__Given request__. Copy each of the entries below faithfully, setting aside any pictures.

__Recorded information__.
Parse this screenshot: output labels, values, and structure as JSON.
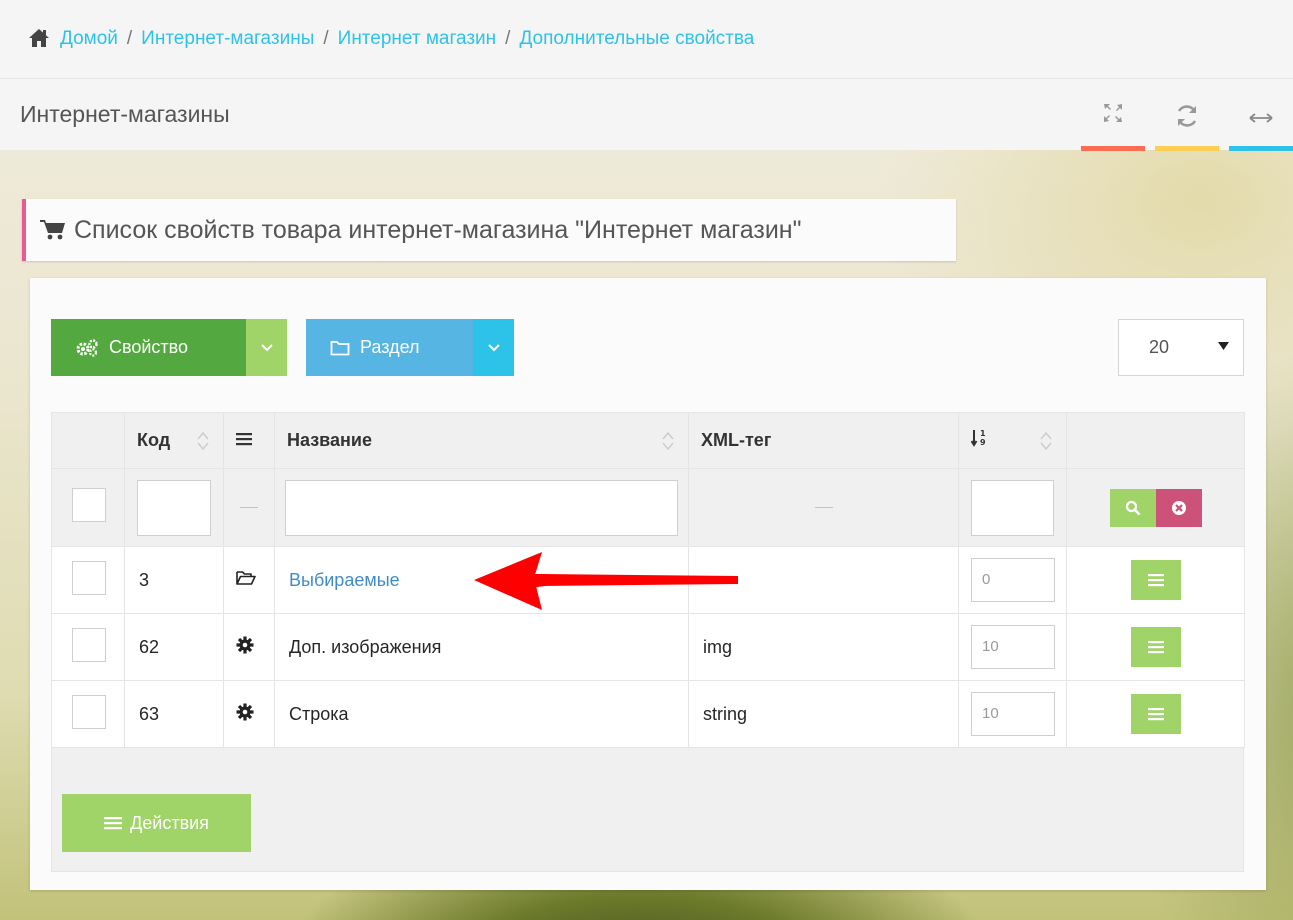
{
  "breadcrumb": {
    "items": [
      "Домой",
      "Интернет-магазины",
      "Интернет магазин",
      "Дополнительные свойства"
    ],
    "separator": "/"
  },
  "header": {
    "title": "Интернет-магазины",
    "tools": [
      {
        "icon": "expand-icon",
        "color": "#fb6e52"
      },
      {
        "icon": "refresh-icon",
        "color": "#ffce55"
      },
      {
        "icon": "collapse-icon",
        "color": "#2dc3e8"
      }
    ]
  },
  "widget": {
    "caption": "Список свойств товара интернет-магазина \"Интернет магазин\"",
    "caption_icon": "shopping-cart-icon",
    "caption_accent": "#e75b8d"
  },
  "toolbar": {
    "property_label": "Свойство",
    "section_label": "Раздел",
    "page_size": "20"
  },
  "table": {
    "columns": {
      "code": "Код",
      "name": "Название",
      "xml": "XML-тег"
    },
    "rows": [
      {
        "code": "3",
        "icon": "folder-icon",
        "name": "Выбираемые",
        "xml": "",
        "sort": "0",
        "link": true
      },
      {
        "code": "62",
        "icon": "gear-icon",
        "name": "Доп. изображения",
        "xml": "img",
        "sort": "10",
        "link": false
      },
      {
        "code": "63",
        "icon": "gear-icon",
        "name": "Строка",
        "xml": "string",
        "sort": "10",
        "link": false
      }
    ]
  },
  "footer": {
    "actions_label": "Действия"
  },
  "colors": {
    "link": "#2dc3e8",
    "green_dark": "#53a93f",
    "green_light": "#a0d468",
    "blue": "#57b5e3",
    "pink": "#cc527a",
    "arrow": "#ff0000"
  }
}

__The reply__.
Parse this screenshot: output labels, values, and structure as JSON.
{
  "breadcrumb": {
    "items": [
      "Домой",
      "Интернет-магазины",
      "Интернет магазин",
      "Дополнительные свойства"
    ],
    "separator": "/"
  },
  "header": {
    "title": "Интернет-магазины",
    "tools": [
      {
        "icon": "expand-icon",
        "color": "#fb6e52"
      },
      {
        "icon": "refresh-icon",
        "color": "#ffce55"
      },
      {
        "icon": "collapse-icon",
        "color": "#2dc3e8"
      }
    ]
  },
  "widget": {
    "caption": "Список свойств товара интернет-магазина \"Интернет магазин\"",
    "caption_icon": "shopping-cart-icon",
    "caption_accent": "#e75b8d"
  },
  "toolbar": {
    "property_label": "Свойство",
    "section_label": "Раздел",
    "page_size": "20"
  },
  "table": {
    "columns": {
      "code": "Код",
      "name": "Название",
      "xml": "XML-тег"
    },
    "rows": [
      {
        "code": "3",
        "icon": "folder-icon",
        "name": "Выбираемые",
        "xml": "",
        "sort": "0",
        "link": true
      },
      {
        "code": "62",
        "icon": "gear-icon",
        "name": "Доп. изображения",
        "xml": "img",
        "sort": "10",
        "link": false
      },
      {
        "code": "63",
        "icon": "gear-icon",
        "name": "Строка",
        "xml": "string",
        "sort": "10",
        "link": false
      }
    ]
  },
  "footer": {
    "actions_label": "Действия"
  },
  "colors": {
    "link": "#2dc3e8",
    "green_dark": "#53a93f",
    "green_light": "#a0d468",
    "blue": "#57b5e3",
    "pink": "#cc527a",
    "arrow": "#ff0000"
  }
}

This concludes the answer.